Problem:
In the material below, find each line holding the string "متقاضیان" and copy it.

Dataset excerpts:
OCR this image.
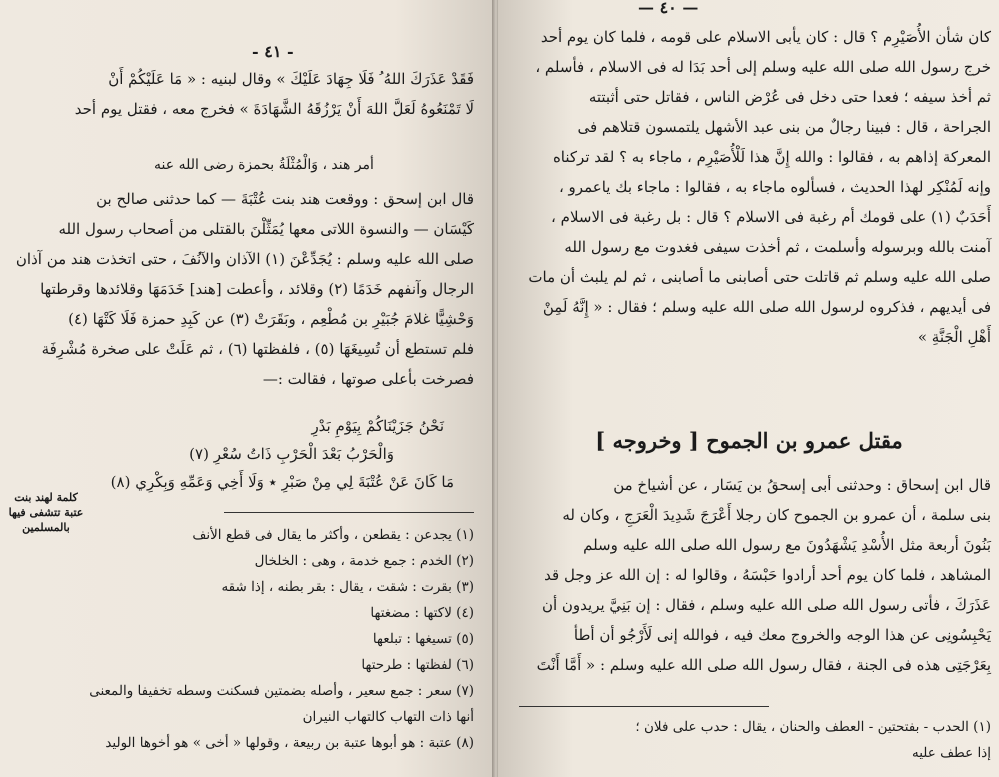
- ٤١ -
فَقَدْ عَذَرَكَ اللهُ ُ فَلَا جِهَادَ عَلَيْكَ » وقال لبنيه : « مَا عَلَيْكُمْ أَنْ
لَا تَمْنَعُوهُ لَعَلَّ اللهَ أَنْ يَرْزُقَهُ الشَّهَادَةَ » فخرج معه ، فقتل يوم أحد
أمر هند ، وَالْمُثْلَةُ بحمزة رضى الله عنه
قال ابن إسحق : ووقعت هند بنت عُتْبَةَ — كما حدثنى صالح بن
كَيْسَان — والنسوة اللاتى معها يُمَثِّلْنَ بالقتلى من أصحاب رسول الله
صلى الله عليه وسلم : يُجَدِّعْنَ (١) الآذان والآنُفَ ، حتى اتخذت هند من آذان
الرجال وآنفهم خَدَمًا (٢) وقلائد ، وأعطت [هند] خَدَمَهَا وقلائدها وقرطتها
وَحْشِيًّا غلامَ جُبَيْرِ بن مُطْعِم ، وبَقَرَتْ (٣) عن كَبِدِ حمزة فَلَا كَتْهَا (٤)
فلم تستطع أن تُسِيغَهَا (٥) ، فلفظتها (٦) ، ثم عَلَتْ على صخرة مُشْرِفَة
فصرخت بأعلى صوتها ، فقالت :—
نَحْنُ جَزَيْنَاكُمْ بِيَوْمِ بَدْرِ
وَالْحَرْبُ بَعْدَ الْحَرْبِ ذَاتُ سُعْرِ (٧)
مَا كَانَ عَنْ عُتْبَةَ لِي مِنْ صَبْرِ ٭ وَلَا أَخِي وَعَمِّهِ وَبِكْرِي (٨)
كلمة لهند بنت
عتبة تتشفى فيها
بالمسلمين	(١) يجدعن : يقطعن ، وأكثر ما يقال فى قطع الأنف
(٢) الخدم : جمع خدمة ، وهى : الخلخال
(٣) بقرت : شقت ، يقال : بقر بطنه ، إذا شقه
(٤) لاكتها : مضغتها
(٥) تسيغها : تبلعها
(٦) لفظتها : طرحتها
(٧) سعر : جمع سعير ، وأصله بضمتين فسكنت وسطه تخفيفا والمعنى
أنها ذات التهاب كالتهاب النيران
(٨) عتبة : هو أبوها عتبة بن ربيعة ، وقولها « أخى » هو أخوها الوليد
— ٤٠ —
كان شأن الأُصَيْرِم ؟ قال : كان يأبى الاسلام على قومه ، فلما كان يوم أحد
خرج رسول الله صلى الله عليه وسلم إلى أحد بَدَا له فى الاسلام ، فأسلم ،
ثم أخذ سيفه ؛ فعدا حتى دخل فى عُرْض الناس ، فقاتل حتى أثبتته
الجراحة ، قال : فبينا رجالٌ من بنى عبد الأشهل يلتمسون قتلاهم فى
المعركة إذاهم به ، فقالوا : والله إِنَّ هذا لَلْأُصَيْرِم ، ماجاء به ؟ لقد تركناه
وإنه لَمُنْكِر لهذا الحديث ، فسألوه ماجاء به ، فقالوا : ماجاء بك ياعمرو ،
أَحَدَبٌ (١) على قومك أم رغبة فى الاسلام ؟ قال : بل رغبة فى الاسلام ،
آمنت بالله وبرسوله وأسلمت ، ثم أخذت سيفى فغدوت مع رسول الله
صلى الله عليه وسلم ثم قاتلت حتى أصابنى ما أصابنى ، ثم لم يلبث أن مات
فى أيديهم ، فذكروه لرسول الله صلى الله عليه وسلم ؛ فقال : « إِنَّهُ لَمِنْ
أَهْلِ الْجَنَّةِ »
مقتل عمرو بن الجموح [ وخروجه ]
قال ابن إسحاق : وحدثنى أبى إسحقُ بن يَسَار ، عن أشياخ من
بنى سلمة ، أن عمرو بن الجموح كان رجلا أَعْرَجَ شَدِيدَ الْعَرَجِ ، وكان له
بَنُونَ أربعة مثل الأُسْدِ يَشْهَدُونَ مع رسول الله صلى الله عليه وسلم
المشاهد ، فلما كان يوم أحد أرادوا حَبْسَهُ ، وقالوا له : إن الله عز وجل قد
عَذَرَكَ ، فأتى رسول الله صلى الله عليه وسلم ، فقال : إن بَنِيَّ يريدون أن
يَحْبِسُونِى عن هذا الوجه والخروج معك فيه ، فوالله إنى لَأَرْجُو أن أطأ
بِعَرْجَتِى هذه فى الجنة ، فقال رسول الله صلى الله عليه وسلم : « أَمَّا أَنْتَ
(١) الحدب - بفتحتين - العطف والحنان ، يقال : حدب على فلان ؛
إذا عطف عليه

==

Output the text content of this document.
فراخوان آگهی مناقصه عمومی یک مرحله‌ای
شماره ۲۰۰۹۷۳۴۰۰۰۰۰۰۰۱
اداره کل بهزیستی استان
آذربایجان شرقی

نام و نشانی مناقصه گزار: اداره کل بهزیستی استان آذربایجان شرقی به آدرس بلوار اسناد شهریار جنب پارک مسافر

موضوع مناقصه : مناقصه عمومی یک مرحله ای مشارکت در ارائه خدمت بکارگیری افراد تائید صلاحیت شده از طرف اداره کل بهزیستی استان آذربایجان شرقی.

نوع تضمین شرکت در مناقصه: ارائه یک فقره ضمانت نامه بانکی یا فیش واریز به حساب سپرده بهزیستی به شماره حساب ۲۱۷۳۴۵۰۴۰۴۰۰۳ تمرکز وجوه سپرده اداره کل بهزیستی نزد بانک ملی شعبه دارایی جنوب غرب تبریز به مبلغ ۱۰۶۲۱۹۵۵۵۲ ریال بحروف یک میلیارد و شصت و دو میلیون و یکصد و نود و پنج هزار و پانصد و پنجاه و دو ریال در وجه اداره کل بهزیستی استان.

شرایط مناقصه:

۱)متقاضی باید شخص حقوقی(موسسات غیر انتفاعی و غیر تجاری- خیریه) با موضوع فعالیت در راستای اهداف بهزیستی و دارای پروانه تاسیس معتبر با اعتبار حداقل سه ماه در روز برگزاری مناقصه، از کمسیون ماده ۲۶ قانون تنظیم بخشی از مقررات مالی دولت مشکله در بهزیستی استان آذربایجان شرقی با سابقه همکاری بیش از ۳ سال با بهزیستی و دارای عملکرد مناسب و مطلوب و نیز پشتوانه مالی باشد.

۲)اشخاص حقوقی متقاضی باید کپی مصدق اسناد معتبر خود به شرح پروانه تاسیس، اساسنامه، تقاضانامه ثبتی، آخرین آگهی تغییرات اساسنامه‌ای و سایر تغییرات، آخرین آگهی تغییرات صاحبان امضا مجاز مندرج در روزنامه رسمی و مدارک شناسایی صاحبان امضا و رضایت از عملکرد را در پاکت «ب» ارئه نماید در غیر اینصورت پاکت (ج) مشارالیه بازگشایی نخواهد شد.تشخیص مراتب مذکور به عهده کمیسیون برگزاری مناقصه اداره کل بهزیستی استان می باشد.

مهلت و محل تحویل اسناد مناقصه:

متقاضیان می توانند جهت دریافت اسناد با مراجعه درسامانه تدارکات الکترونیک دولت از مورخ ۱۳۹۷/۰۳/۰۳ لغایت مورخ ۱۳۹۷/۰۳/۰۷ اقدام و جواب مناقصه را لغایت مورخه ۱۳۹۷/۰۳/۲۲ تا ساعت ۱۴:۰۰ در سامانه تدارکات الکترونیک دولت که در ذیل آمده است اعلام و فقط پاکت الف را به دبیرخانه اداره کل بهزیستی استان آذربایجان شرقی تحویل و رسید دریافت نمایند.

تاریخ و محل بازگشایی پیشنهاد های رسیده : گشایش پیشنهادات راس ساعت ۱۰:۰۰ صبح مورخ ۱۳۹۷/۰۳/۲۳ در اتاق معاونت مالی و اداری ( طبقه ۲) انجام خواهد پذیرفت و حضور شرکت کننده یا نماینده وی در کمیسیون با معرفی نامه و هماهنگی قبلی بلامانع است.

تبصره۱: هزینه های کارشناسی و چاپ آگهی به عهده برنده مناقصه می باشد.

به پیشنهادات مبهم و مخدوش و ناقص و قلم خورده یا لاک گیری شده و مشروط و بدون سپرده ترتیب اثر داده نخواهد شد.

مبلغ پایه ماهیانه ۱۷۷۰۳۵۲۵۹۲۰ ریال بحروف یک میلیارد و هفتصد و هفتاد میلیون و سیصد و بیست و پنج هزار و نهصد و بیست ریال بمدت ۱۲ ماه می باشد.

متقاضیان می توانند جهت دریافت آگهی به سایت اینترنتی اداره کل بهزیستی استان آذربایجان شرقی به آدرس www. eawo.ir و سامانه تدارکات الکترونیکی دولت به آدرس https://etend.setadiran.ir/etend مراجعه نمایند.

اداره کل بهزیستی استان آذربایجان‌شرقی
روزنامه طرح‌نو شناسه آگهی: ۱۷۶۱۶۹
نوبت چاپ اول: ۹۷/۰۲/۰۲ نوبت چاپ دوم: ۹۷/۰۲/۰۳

Expected output:
متقاضیان می توانند جهت دریافت اسناد با مراجعه درسامانه تدارکات الکترونیک دولت از مورخ ۱۳۹۷/۰۳/۰۳ لغایت مورخ ۱۳۹۷/۰۳/۰۷ اقدام و جواب مناقصه را لغایت مورخه ۱۳۹۷/۰۳/۲۲ تا ساعت ۱۴:۰۰ در سامانه تدارکات الکترونیک دولت که در ذیل آمده است اعلام و فقط پاکت الف را به دبیرخانه اداره کل بهزیستی استان آذربایجان شرقی تحویل و رسید دریافت نمایند.
متقاضیان می توانند جهت دریافت آگهی به سایت اینترنتی اداره کل بهزیستی استان آذربایجان شرقی به آدرس www. eawo.ir و سامانه تدارکات الکترونیکی دولت به آدرس https://etend.setadiran.ir/etend مراجعه نمایند.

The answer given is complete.